»»

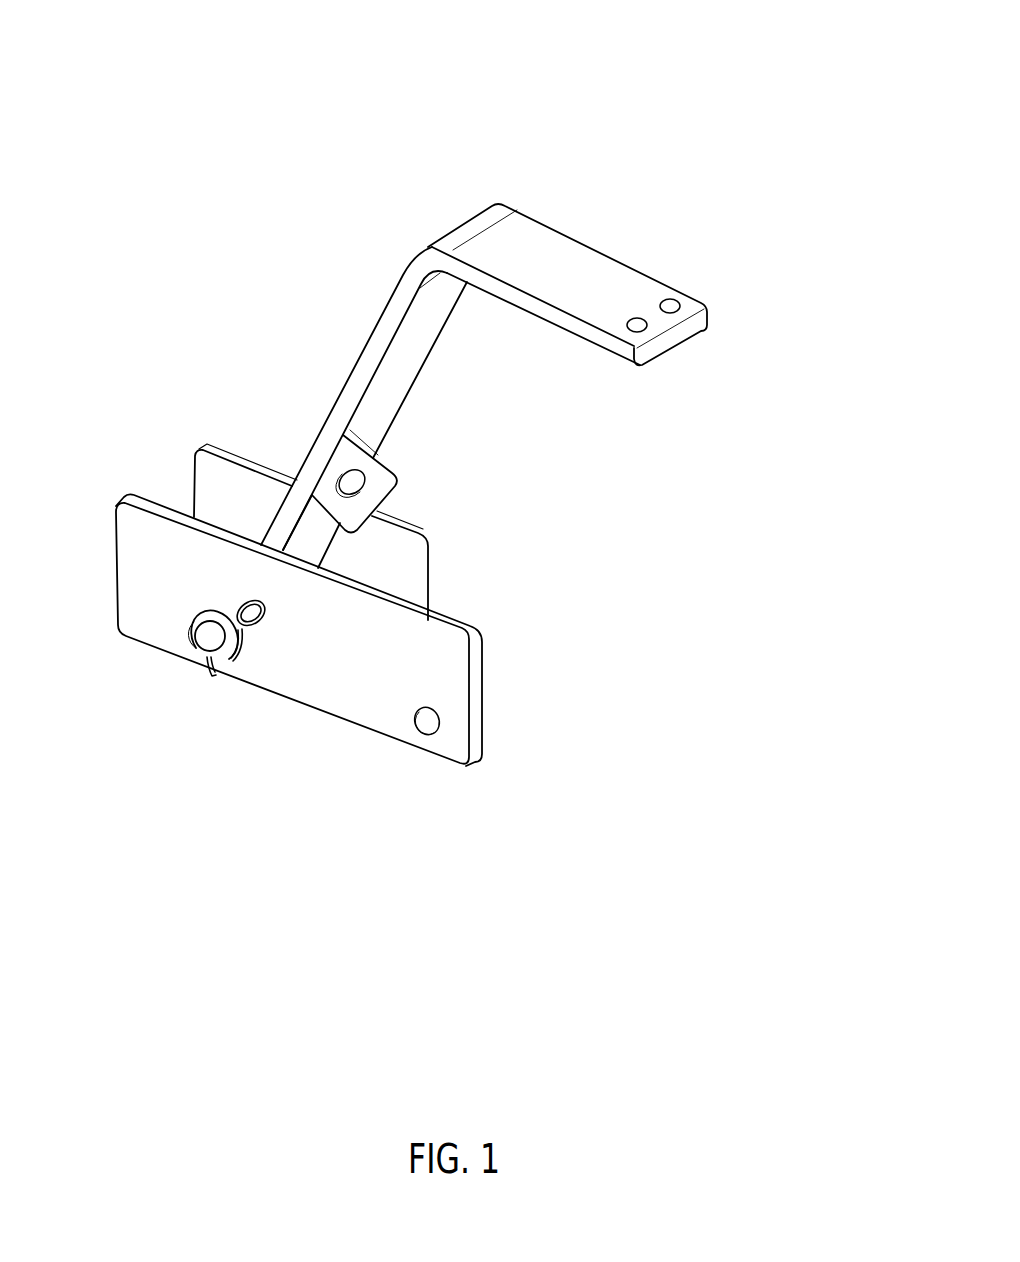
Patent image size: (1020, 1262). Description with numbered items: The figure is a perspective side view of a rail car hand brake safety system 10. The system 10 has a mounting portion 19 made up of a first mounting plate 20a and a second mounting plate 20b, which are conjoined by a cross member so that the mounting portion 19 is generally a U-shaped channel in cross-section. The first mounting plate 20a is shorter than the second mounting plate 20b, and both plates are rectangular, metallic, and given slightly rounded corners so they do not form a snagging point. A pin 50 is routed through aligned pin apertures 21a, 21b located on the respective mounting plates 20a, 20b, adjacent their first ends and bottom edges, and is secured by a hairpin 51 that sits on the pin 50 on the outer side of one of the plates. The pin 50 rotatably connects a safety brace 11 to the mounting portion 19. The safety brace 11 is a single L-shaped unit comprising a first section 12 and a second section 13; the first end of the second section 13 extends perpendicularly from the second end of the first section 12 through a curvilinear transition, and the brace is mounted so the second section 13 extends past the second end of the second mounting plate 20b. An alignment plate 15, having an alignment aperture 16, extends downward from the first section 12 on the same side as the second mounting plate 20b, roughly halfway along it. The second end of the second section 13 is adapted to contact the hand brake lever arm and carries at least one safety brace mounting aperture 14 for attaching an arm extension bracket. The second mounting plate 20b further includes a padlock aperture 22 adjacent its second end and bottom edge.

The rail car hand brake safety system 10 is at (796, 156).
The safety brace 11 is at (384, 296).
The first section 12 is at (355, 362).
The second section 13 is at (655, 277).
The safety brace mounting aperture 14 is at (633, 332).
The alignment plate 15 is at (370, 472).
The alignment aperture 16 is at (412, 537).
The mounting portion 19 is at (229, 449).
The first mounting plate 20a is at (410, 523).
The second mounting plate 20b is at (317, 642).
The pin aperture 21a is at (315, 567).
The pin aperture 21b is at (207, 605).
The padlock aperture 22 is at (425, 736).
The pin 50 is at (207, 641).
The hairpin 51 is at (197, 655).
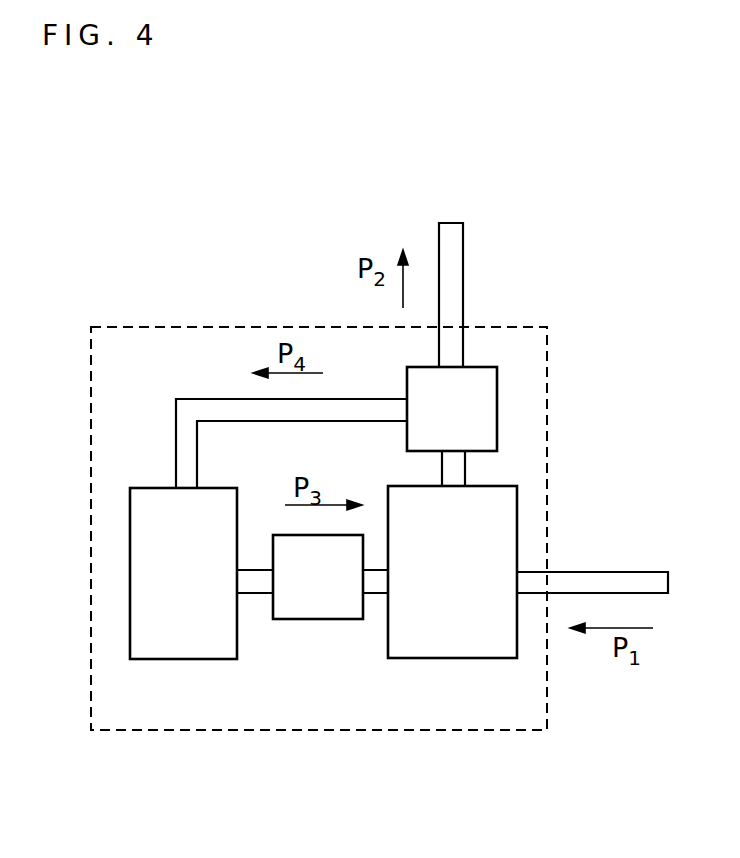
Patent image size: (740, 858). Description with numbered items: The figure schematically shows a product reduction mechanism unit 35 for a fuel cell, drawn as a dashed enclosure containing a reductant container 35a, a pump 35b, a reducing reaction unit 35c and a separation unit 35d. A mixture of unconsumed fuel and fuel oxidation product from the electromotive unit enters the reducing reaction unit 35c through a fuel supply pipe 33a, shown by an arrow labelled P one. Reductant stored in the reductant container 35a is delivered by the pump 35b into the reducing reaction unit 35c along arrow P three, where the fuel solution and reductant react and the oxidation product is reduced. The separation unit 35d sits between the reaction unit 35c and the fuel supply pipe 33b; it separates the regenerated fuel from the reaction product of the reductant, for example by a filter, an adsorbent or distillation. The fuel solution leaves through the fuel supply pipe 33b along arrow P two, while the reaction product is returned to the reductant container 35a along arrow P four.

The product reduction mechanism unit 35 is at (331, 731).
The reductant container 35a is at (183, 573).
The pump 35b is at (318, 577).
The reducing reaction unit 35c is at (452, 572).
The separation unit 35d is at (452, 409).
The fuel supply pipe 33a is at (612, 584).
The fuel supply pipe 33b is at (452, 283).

««

Collect every line of the material above that contains the string "separation", matching case exactly.

CORRECT RESPONSE
Patent image size: (740, 858). Description with numbered items: The figure schematically shows a product reduction mechanism unit 35 for a fuel cell, drawn as a dashed enclosure containing a reductant container 35a, a pump 35b, a reducing reaction unit 35c and a separation unit 35d. A mixture of unconsumed fuel and fuel oxidation product from the electromotive unit enters the reducing reaction unit 35c through a fuel supply pipe 33a, shown by an arrow labelled P one. Reductant stored in the reductant container 35a is delivered by the pump 35b into the reducing reaction unit 35c along arrow P three, where the fuel solution and reductant react and the oxidation product is reduced. The separation unit 35d sits between the reaction unit 35c and the fuel supply pipe 33b; it separates the regenerated fuel from the reaction product of the reductant, for example by a filter, an adsorbent or distillation. The fuel solution leaves through the fuel supply pipe 33b along arrow P two, while the reaction product is returned to the reductant container 35a along arrow P four.
The separation unit 35d is at (452, 409).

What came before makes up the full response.